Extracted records
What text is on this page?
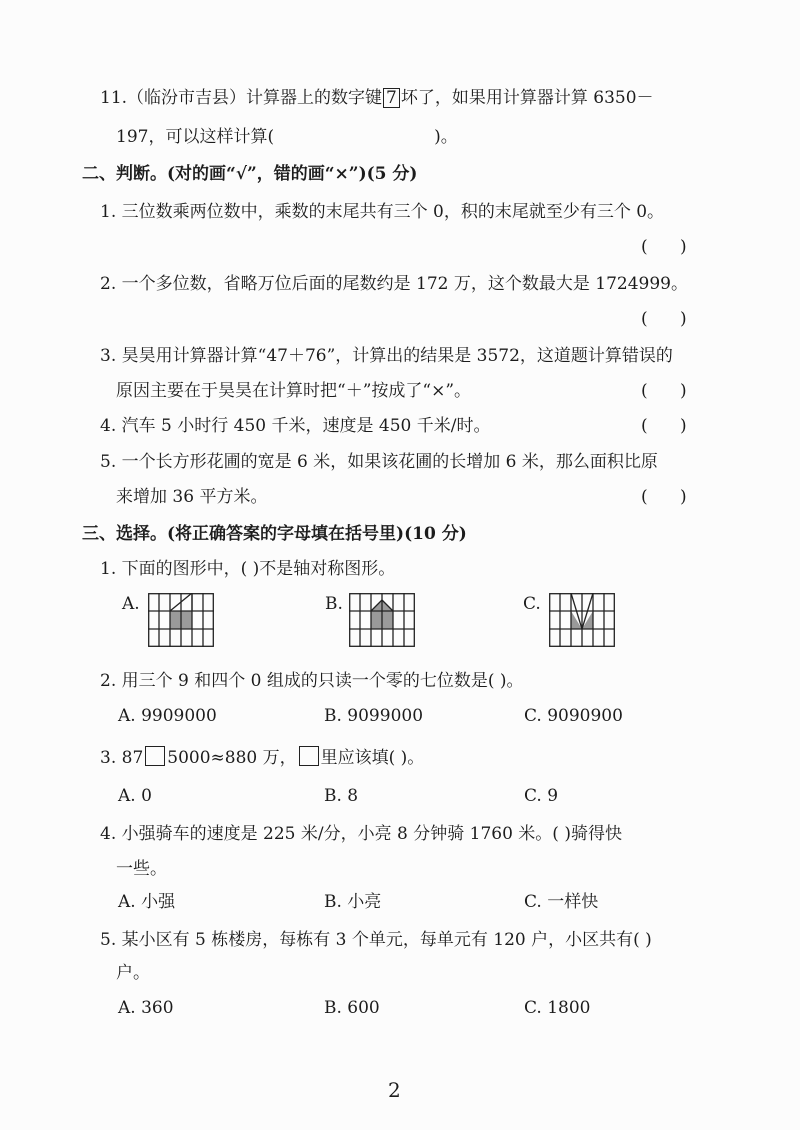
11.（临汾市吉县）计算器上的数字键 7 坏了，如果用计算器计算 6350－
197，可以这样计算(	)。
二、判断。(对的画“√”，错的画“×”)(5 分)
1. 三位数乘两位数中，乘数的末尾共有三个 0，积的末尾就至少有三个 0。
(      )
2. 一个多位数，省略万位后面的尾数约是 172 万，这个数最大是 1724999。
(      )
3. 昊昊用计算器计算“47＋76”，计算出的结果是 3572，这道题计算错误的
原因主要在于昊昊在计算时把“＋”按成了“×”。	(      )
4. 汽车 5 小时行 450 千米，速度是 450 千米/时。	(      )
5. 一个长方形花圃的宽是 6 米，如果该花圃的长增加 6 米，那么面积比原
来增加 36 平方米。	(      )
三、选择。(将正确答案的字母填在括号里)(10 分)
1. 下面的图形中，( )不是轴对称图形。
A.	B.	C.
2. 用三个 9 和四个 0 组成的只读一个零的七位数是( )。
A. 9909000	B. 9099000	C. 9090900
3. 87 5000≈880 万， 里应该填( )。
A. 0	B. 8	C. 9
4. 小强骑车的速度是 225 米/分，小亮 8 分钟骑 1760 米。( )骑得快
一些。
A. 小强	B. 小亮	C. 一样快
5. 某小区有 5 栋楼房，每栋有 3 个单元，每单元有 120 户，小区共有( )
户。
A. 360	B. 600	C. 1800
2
* * *
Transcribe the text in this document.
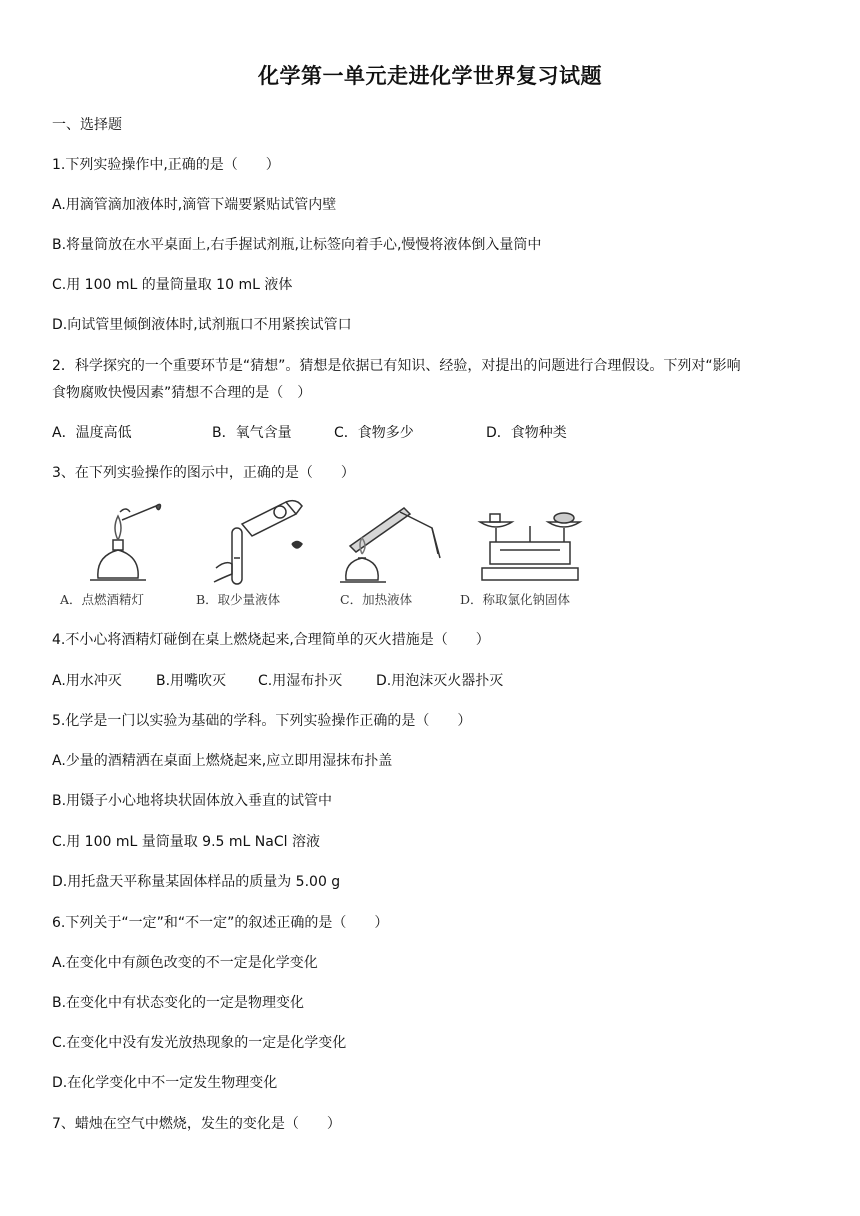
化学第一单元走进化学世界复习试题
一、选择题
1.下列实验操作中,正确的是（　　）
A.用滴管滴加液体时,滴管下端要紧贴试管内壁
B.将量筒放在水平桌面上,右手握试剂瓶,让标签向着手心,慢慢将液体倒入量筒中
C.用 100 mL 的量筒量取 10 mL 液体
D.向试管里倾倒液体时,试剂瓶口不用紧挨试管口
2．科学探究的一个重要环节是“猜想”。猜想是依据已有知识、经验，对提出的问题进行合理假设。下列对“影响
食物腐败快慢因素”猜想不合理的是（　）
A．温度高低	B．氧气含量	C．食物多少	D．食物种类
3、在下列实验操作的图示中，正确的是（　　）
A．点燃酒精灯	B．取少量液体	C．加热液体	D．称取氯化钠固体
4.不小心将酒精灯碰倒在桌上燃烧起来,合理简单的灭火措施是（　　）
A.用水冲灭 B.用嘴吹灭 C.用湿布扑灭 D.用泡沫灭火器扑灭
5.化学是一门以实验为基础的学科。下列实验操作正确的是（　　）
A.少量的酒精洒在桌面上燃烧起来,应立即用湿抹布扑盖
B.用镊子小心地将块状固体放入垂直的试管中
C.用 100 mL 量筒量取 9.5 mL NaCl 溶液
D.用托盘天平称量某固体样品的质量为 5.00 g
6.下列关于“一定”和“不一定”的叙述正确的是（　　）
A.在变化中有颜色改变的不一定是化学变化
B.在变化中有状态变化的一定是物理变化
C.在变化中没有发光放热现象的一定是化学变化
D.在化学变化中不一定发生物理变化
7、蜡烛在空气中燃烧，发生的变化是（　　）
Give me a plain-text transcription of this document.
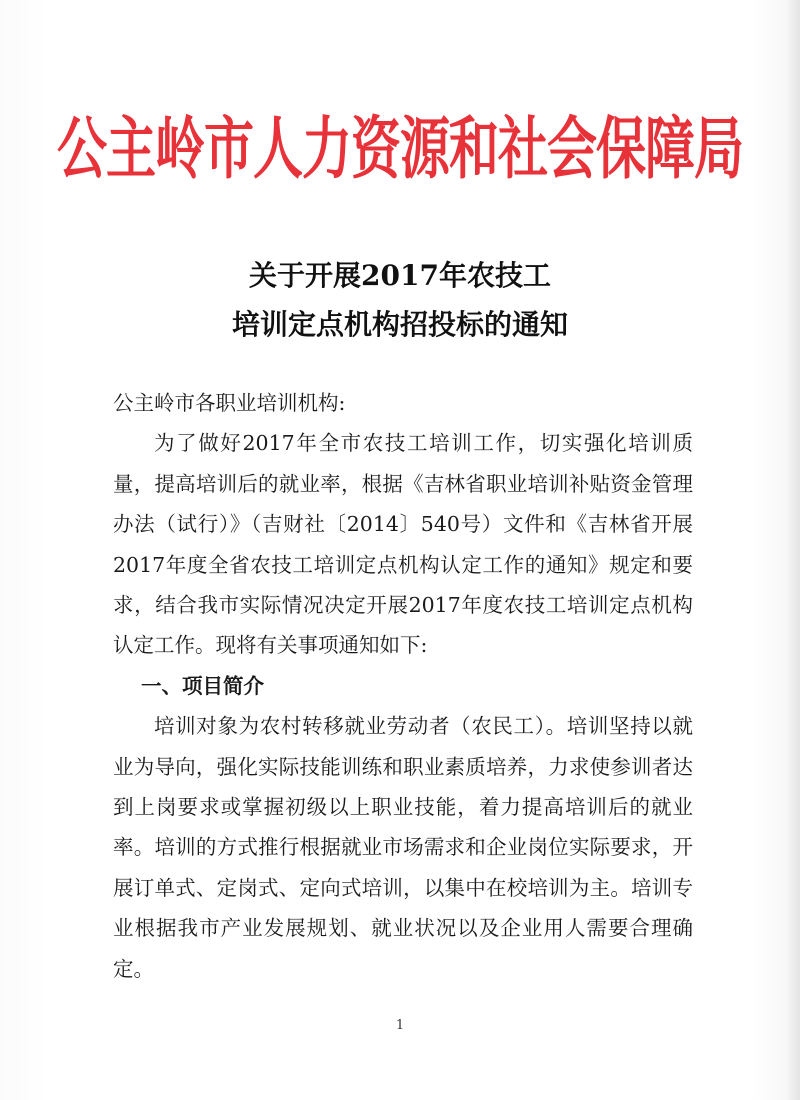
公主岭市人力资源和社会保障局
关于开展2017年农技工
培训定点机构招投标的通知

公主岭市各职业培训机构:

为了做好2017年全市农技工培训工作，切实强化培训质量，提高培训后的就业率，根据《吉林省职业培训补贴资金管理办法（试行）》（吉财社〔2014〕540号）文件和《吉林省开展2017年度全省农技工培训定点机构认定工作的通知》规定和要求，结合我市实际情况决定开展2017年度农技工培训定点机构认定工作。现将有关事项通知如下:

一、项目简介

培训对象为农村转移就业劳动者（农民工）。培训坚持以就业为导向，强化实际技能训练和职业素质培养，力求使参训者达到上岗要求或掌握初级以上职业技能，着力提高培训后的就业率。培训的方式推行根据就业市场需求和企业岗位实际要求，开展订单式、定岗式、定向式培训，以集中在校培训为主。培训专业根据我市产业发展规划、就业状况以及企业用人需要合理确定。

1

AIM:
Look over the listing above. Pick out and copy every line that includes "this".

EXERCISE RESPONSE:
What text is on this page?
Transcribe the text in this document.
Give me a plain-text transcription of this document.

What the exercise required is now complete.